(Page transcription entries)
Start of Block

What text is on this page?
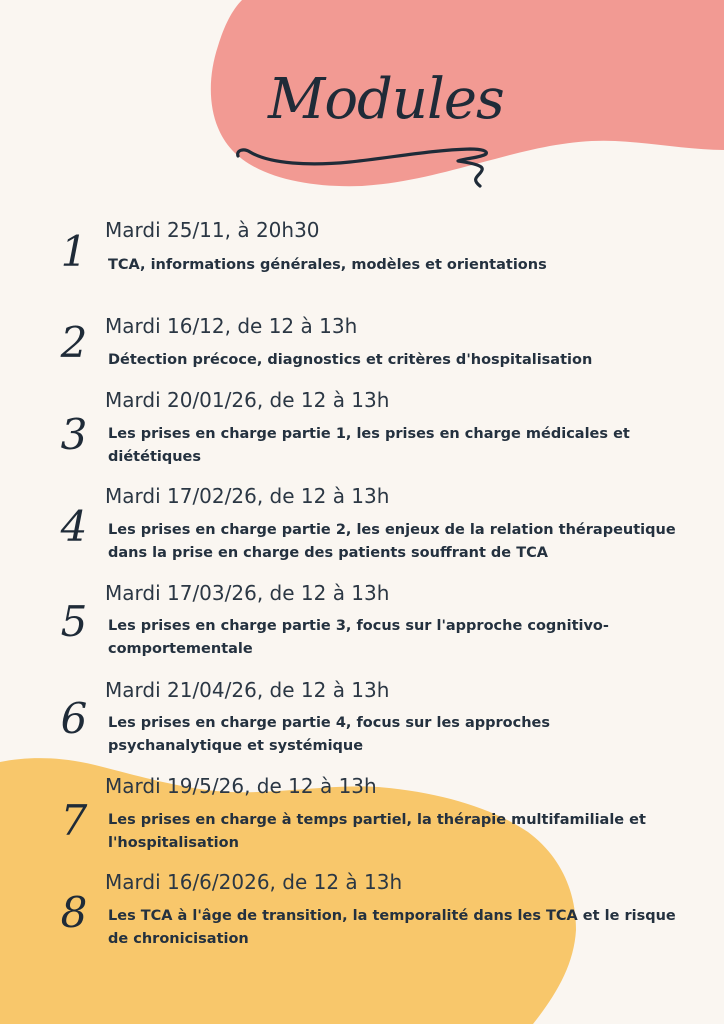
Modules
1 Mardi 25/11, à 20h30

TCA, informations générales, modèles et orientations

2 Mardi 16/12, de 12 à 13h

Détection précoce, diagnostics et critères d'hospitalisation

3
Mardi 20/01/26, de 12 à 13h

Les prises en charge partie 1, les prises en charge médicales et diététiques

4
Mardi 17/02/26, de 12 à 13h

Les prises en charge partie 2, les enjeux de la relation thérapeutique dans la prise en charge des patients souffrant de TCA

5
Mardi 17/03/26, de 12 à 13h

Les prises en charge partie 3, focus sur l'approche cognitivo-comportementale

6
Mardi 21/04/26, de 12 à 13h

Les prises en charge partie 4, focus sur les approches psychanalytique et systémique

7
Mardi 19/5/26, de 12 à 13h

Les prises en charge à temps partiel, la thérapie multifamiliale et l'hospitalisation

8
Mardi 16/6/2026, de 12 à 13h

Les TCA à l'âge de transition, la temporalité dans les TCA et le risque de chronicisation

End of Block

TASK GOAL:
Above are the records; transcribe them exactly without the pictures.

ANSWER TO THIS PROBLEM:
What text is on this page?
Modules
1 Mardi 25/11, à 20h30

TCA, informations générales, modèles et orientations

2 Mardi 16/12, de 12 à 13h

Détection précoce, diagnostics et critères d'hospitalisation

3
Mardi 20/01/26, de 12 à 13h

Les prises en charge partie 1, les prises en charge médicales et diététiques

4
Mardi 17/02/26, de 12 à 13h

Les prises en charge partie 2, les enjeux de la relation thérapeutique dans la prise en charge des patients souffrant de TCA

5
Mardi 17/03/26, de 12 à 13h

Les prises en charge partie 3, focus sur l'approche cognitivo-comportementale

6
Mardi 21/04/26, de 12 à 13h

Les prises en charge partie 4, focus sur les approches psychanalytique et systémique

7
Mardi 19/5/26, de 12 à 13h

Les prises en charge à temps partiel, la thérapie multifamiliale et l'hospitalisation

8
Mardi 16/6/2026, de 12 à 13h

Les TCA à l'âge de transition, la temporalité dans les TCA et le risque de chronicisation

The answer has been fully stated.